→ **DATA FOR PROCESSING**

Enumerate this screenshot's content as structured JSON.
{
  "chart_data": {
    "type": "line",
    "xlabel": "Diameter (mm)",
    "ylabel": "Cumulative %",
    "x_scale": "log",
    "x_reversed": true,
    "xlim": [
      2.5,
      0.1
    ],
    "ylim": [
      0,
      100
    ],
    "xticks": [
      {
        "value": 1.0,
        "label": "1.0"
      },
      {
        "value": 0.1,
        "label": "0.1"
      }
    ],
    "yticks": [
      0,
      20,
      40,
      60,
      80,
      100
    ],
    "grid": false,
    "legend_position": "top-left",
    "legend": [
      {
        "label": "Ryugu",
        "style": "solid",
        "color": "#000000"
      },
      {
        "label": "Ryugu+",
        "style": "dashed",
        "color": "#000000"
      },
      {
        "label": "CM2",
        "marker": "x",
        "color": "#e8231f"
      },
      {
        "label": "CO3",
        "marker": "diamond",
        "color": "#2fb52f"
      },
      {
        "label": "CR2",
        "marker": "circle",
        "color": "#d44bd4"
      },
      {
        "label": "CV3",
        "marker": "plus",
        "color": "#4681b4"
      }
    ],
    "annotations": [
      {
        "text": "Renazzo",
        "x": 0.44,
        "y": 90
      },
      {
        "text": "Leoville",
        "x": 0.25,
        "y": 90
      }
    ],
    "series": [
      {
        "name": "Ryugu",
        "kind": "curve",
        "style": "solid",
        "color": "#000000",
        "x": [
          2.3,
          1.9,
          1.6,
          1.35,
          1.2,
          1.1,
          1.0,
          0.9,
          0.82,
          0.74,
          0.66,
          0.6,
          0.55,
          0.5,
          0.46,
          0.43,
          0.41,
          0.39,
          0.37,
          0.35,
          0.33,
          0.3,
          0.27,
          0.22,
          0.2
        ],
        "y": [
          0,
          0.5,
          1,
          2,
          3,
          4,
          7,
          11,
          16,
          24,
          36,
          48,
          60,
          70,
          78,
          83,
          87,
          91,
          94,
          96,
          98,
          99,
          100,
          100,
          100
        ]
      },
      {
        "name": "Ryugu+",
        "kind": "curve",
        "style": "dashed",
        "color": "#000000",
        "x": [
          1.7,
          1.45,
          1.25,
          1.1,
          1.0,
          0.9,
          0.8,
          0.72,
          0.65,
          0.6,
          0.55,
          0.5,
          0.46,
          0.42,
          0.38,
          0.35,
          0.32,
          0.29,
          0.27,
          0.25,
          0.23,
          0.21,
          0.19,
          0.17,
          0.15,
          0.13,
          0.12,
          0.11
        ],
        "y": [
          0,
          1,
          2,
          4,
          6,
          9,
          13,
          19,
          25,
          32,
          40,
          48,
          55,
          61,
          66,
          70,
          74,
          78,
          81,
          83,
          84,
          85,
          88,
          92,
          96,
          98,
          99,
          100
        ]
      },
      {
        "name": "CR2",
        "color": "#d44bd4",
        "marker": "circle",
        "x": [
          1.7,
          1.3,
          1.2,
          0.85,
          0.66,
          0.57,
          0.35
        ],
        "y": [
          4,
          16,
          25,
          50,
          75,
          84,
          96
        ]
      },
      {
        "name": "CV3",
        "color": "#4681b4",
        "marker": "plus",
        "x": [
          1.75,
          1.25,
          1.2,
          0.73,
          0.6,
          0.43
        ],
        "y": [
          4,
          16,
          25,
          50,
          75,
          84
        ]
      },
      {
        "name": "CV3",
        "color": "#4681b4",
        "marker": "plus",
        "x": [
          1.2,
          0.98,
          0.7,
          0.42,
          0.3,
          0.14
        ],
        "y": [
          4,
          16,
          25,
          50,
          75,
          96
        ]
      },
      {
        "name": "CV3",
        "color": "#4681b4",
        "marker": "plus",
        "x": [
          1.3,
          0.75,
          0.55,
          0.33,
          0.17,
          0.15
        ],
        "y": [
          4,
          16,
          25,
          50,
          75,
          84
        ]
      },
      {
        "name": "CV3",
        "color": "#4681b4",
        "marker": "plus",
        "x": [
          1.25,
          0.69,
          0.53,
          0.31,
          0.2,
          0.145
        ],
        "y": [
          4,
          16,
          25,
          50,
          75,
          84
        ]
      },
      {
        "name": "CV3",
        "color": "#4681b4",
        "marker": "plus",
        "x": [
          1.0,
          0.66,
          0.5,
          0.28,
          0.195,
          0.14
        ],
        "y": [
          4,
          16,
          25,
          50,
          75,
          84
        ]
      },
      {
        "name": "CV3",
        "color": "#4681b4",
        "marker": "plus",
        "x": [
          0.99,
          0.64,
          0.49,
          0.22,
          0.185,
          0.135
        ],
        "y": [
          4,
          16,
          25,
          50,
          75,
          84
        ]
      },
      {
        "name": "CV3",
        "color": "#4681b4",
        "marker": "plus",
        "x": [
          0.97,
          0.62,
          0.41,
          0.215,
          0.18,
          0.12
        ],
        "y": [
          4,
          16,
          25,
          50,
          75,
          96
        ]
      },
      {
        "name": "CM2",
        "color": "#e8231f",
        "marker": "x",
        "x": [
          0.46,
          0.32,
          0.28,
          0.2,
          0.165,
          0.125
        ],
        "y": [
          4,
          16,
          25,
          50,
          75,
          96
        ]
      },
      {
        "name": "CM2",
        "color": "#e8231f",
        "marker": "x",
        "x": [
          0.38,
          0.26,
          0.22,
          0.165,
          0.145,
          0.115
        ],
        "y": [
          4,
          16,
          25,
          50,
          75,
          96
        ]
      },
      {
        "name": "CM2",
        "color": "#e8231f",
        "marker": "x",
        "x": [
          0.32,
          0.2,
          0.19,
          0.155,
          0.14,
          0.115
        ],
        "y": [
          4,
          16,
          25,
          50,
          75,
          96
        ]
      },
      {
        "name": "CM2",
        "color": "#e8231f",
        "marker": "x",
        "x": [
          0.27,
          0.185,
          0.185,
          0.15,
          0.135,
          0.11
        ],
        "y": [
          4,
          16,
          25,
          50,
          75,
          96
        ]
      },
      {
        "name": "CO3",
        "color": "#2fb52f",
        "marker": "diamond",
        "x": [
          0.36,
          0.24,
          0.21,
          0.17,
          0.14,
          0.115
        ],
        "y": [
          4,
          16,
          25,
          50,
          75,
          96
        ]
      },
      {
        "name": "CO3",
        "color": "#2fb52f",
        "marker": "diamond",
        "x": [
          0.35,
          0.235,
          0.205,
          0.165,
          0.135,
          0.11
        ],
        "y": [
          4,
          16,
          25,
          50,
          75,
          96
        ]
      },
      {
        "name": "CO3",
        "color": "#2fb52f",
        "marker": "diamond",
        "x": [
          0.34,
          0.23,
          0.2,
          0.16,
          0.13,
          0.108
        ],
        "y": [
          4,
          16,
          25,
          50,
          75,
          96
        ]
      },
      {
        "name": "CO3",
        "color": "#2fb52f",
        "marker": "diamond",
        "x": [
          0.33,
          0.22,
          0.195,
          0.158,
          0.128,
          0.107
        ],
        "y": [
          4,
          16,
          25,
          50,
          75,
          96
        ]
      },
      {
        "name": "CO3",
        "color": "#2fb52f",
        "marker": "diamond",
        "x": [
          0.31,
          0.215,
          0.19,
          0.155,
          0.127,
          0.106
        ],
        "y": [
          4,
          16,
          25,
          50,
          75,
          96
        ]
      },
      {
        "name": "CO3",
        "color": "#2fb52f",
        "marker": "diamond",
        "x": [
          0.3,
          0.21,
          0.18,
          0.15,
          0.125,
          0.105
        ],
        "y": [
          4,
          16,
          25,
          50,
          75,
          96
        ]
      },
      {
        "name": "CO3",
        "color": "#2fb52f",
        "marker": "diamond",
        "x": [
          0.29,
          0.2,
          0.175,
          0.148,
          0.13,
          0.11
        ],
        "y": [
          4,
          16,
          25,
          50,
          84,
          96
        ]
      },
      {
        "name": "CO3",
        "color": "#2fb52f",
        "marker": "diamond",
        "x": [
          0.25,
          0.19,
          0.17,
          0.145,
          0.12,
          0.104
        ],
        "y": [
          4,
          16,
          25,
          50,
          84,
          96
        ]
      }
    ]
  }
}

→ **WHAT IS EXPECTED**
Filter the data for the string "Ryugu" and copy every line that has it.

→ **ANSWER TO THIS EXERCISE**
        "label": "Ryugu",
        "label": "Ryugu+",
        "name": "Ryugu",
        "name": "Ryugu+",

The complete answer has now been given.